[QUOTED TEXT]
'''
God has spoken and made known His will and purposes through His servants the prophets and ultimately through His Son Jesus Christ (Hebrews 1:1). The prophets, the Apostles, and their associates preserved those messages from God in the pages of Scripture (2 Timothy 3:15-17). The Scriptures are of the greatest importance and value for those who wish to know what God would have them think, feel, and do. Can we have confidence in the validity of the Biblical text as it has been handed down? We do well to explore the history of the Bible, and begin with the movement toward canonization of the text.
'''
[DATA SHOWN]
'''
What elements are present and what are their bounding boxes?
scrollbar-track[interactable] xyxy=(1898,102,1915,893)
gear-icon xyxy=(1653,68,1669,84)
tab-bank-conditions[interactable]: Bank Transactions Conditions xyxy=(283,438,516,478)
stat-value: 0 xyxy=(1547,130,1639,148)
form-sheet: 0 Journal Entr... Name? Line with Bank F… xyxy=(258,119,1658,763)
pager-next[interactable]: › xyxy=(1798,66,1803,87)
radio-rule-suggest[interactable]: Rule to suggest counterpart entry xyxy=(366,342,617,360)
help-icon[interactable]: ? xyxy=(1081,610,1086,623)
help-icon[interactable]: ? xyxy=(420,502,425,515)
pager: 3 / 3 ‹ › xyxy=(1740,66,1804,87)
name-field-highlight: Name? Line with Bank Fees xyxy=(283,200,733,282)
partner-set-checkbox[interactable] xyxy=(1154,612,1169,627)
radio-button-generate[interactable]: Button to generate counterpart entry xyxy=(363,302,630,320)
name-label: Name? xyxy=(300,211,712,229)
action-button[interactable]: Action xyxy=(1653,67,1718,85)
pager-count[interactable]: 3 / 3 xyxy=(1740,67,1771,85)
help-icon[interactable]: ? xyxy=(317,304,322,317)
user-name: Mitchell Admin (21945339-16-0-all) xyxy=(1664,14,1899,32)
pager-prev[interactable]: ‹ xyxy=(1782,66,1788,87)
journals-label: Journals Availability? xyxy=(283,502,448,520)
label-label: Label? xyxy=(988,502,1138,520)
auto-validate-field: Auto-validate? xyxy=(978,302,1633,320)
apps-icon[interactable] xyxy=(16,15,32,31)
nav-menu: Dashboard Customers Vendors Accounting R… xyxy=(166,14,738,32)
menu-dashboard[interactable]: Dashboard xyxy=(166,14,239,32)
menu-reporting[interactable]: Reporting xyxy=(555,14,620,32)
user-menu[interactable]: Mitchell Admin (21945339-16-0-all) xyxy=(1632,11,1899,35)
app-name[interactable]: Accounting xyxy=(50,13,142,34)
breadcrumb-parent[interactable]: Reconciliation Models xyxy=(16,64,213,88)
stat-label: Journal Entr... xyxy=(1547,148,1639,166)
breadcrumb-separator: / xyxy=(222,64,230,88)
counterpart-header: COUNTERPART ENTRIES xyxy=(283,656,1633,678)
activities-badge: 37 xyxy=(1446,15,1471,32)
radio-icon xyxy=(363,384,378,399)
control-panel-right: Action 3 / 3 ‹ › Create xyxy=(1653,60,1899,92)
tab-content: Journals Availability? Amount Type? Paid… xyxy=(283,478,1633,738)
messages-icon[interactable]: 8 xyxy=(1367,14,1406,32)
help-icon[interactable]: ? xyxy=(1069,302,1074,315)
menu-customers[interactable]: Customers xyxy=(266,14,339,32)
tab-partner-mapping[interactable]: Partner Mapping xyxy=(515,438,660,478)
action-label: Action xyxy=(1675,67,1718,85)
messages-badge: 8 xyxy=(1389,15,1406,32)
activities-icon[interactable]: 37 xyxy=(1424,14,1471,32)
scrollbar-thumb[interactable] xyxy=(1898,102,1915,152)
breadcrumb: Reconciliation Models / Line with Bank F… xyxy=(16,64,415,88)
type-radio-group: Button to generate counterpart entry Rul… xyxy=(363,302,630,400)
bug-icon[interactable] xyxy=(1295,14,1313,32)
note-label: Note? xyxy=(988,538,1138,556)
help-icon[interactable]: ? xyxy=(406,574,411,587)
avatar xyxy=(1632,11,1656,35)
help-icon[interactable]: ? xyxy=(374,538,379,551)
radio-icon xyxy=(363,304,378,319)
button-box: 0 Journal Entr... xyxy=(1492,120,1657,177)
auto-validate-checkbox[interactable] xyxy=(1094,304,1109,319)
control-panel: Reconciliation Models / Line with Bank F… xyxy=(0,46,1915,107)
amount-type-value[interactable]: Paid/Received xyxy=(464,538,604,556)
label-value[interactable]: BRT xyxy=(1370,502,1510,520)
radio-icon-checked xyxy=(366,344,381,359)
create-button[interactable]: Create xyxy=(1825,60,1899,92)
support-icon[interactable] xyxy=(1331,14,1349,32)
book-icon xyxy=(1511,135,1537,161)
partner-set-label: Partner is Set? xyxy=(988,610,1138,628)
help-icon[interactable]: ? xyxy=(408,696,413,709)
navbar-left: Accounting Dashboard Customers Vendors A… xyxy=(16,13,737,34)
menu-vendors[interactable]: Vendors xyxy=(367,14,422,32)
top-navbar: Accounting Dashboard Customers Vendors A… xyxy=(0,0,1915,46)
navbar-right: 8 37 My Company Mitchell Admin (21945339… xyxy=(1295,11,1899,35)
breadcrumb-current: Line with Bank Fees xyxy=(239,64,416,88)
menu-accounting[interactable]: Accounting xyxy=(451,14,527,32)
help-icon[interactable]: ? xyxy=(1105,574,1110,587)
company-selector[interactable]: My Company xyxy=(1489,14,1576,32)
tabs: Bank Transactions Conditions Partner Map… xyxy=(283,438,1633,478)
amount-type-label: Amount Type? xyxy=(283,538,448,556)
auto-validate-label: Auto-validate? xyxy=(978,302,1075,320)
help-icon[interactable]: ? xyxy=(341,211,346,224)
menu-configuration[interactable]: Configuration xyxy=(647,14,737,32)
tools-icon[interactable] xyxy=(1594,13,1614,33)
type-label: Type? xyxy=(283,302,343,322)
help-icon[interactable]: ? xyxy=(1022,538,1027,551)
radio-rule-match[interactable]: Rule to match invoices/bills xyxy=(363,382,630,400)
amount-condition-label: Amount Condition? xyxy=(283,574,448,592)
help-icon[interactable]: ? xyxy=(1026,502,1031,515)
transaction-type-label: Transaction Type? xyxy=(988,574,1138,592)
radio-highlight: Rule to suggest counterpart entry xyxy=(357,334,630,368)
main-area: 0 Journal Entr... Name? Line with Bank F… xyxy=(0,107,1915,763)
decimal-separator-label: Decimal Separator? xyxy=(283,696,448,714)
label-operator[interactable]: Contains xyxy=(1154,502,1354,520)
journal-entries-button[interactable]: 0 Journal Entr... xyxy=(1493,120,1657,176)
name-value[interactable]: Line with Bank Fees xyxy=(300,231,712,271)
'''
[WHAT TO WORK ON]
A. In the passage on the history of the Bible, rewrite everything from "God has spoken" down to "of the text.", replacing "prophets" with "messengers".
B. According to the passage on the history of the Bible, who preserved God's messages in the pages of Scripture?

[ANSWERS PROVIDED]
A.
God has spoken and made known His will and purposes through His servants the messengers and ultimately through His Son Jesus Christ (Hebrews 1:1). The messengers, the Apostles, and their associates preserved those messages from God in the pages of Scripture (2 Timothy 3:15-17). The Scriptures are of the greatest importance and value for those who wish to know what God would have them think, feel, and do. Can we have confidence in the validity of the Biblical text as it has been handed down? We do well to explore the history of the Bible, and begin with the movement toward canonization of the text.

B. The prophets, the Apostles, and their associates preserved them.